→ **Exercise prompt**
Please copy down the records exactly, starting at the first line and ending at the line that contains "x-tick-label: 1446 [401, 737, 430, 752]".

#### Data extract

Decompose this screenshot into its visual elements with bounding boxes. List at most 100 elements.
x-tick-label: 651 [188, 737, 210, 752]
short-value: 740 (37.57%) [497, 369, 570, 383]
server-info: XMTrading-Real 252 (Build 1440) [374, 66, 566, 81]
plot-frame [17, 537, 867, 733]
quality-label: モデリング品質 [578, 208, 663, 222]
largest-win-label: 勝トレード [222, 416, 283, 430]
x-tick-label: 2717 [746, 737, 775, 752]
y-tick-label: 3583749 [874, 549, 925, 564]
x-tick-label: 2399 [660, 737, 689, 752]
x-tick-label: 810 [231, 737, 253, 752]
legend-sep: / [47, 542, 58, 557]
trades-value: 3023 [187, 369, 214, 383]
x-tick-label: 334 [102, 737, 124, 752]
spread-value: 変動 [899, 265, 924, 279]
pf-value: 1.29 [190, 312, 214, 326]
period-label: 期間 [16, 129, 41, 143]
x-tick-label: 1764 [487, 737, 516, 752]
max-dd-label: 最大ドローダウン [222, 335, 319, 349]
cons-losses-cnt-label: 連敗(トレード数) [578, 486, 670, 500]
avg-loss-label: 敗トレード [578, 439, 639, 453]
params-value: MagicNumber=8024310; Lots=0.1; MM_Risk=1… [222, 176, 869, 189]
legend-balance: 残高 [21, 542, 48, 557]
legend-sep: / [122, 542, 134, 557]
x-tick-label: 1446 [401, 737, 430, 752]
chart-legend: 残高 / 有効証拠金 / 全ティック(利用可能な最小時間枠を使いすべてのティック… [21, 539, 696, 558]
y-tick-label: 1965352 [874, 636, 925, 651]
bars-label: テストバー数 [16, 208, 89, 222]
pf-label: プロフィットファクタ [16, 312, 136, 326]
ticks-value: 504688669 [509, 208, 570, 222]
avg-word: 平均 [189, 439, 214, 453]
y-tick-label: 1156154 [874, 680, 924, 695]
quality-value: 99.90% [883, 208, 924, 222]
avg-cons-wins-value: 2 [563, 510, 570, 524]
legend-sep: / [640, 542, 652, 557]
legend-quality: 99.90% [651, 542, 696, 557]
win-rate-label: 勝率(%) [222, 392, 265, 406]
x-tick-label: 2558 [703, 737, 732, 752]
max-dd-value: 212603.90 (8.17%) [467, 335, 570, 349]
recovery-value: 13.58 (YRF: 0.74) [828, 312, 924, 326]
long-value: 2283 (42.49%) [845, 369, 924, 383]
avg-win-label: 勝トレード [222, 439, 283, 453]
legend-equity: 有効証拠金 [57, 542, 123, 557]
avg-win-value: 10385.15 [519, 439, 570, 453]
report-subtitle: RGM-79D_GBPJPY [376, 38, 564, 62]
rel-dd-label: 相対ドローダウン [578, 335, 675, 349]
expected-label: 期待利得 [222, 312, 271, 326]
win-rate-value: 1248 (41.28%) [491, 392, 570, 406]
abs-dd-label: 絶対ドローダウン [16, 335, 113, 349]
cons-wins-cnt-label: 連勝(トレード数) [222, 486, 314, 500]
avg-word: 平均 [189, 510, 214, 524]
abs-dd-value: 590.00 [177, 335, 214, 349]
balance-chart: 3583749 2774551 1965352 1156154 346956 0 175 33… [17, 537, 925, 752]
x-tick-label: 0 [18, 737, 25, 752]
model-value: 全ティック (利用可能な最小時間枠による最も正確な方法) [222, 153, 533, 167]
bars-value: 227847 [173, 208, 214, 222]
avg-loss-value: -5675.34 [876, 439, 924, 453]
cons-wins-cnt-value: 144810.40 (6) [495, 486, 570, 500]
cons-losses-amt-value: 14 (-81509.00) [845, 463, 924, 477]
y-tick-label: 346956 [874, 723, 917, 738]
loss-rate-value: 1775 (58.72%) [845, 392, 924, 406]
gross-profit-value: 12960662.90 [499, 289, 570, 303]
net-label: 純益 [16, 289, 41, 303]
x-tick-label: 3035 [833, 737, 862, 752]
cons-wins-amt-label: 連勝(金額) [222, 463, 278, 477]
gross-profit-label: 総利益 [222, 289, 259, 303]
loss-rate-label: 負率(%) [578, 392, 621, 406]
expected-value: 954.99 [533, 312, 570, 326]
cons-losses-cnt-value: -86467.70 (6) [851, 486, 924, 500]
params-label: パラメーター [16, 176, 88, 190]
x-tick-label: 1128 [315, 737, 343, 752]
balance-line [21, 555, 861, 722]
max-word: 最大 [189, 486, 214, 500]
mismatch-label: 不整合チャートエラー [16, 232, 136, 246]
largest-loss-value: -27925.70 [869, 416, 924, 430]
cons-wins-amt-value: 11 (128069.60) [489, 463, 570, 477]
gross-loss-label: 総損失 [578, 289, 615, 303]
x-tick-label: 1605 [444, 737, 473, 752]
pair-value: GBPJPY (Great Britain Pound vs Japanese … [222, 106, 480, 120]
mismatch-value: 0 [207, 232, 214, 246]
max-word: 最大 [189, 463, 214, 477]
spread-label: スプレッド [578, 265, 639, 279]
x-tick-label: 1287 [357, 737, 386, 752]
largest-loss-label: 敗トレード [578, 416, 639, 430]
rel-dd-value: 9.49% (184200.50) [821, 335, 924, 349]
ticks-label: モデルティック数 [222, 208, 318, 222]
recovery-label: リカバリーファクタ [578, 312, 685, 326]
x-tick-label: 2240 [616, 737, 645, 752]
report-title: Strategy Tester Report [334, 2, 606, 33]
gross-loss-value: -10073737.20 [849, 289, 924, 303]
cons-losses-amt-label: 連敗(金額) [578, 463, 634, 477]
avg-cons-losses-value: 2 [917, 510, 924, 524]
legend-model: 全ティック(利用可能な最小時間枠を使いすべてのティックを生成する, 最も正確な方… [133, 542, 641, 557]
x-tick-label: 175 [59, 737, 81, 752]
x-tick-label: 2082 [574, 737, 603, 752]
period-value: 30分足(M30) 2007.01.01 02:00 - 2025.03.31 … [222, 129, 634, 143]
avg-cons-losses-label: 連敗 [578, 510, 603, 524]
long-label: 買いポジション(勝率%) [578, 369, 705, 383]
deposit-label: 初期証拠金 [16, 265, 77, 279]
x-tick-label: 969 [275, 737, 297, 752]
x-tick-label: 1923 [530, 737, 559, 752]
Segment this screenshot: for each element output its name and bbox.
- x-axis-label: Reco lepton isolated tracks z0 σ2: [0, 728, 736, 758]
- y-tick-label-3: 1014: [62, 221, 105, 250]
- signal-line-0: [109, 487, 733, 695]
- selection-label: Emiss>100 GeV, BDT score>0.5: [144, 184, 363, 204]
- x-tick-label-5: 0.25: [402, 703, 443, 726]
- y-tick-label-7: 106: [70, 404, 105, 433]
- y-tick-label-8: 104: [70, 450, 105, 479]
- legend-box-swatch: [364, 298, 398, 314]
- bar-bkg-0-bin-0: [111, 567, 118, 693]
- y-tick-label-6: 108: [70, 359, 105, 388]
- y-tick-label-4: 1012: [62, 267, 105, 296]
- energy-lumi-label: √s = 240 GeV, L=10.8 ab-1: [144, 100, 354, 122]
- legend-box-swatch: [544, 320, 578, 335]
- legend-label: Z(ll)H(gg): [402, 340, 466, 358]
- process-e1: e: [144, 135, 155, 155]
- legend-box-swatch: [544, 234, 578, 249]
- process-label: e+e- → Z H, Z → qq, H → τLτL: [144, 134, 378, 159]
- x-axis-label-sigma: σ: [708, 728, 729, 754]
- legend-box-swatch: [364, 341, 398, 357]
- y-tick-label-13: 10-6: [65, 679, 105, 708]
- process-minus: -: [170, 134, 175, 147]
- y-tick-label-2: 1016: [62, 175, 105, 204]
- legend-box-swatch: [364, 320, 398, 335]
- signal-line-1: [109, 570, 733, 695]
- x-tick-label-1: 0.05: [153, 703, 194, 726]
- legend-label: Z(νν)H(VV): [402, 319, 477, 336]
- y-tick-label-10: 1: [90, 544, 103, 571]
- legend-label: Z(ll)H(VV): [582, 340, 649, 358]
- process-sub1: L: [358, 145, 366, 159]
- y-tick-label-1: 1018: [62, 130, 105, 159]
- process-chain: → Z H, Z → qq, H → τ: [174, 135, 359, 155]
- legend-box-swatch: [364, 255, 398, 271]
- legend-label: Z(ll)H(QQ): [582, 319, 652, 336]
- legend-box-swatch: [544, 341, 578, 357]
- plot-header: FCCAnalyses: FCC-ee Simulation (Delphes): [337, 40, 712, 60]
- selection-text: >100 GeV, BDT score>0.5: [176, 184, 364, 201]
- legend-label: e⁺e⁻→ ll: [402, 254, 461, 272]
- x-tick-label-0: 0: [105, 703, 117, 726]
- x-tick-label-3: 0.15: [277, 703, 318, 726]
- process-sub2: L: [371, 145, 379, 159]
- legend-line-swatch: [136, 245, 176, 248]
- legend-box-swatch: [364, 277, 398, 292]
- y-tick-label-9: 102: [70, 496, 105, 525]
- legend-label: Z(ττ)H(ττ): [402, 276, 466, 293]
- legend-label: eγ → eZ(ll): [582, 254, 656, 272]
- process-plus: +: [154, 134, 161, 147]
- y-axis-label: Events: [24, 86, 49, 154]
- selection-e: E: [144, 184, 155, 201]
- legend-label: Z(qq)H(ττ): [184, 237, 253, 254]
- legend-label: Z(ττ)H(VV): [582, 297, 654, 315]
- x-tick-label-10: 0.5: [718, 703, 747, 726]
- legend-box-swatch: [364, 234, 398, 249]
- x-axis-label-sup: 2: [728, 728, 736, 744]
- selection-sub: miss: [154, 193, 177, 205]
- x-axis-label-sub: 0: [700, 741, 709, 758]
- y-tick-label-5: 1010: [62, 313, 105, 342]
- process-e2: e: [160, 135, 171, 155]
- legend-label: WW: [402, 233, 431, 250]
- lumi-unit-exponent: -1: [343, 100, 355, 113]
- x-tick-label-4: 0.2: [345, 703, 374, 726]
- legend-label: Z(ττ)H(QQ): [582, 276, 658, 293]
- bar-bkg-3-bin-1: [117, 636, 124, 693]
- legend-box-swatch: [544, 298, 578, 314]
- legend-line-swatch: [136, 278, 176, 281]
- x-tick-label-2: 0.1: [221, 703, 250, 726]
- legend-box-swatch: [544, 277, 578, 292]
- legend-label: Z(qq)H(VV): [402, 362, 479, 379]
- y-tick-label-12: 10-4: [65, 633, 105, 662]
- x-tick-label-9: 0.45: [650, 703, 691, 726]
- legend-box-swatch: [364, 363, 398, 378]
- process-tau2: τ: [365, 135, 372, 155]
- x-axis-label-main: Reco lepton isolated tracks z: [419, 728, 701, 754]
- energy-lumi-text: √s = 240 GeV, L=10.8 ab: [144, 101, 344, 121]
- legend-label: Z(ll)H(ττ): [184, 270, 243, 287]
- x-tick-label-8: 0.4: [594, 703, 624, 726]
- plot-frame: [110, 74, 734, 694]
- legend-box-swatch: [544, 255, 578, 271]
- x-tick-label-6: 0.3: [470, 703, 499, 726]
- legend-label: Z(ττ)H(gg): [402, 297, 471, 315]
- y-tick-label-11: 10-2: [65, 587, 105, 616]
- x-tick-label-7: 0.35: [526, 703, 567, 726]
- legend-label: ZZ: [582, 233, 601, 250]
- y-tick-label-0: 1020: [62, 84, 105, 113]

########

→ **Task response**
Decompose this screenshot into its visual elements with bounding boxes. List at most 100 elements.
x-tick-label: 651 [188, 737, 210, 752]
short-value: 740 (37.57%) [497, 369, 570, 383]
server-info: XMTrading-Real 252 (Build 1440) [374, 66, 566, 81]
plot-frame [17, 537, 867, 733]
quality-label: モデリング品質 [578, 208, 663, 222]
largest-win-label: 勝トレード [222, 416, 283, 430]
x-tick-label: 2717 [746, 737, 775, 752]
y-tick-label: 3583749 [874, 549, 925, 564]
x-tick-label: 2399 [660, 737, 689, 752]
x-tick-label: 810 [231, 737, 253, 752]
legend-sep: / [47, 542, 58, 557]
trades-value: 3023 [187, 369, 214, 383]
x-tick-label: 334 [102, 737, 124, 752]
spread-value: 変動 [899, 265, 924, 279]
pf-value: 1.29 [190, 312, 214, 326]
period-label: 期間 [16, 129, 41, 143]
x-tick-label: 1764 [487, 737, 516, 752]
max-dd-label: 最大ドローダウン [222, 335, 319, 349]
cons-losses-cnt-label: 連敗(トレード数) [578, 486, 670, 500]
avg-loss-label: 敗トレード [578, 439, 639, 453]
params-value: MagicNumber=8024310; Lots=0.1; MM_Risk=1… [222, 176, 869, 189]
legend-balance: 残高 [21, 542, 48, 557]
legend-sep: / [122, 542, 134, 557]
x-tick-label: 1446 [401, 737, 430, 752]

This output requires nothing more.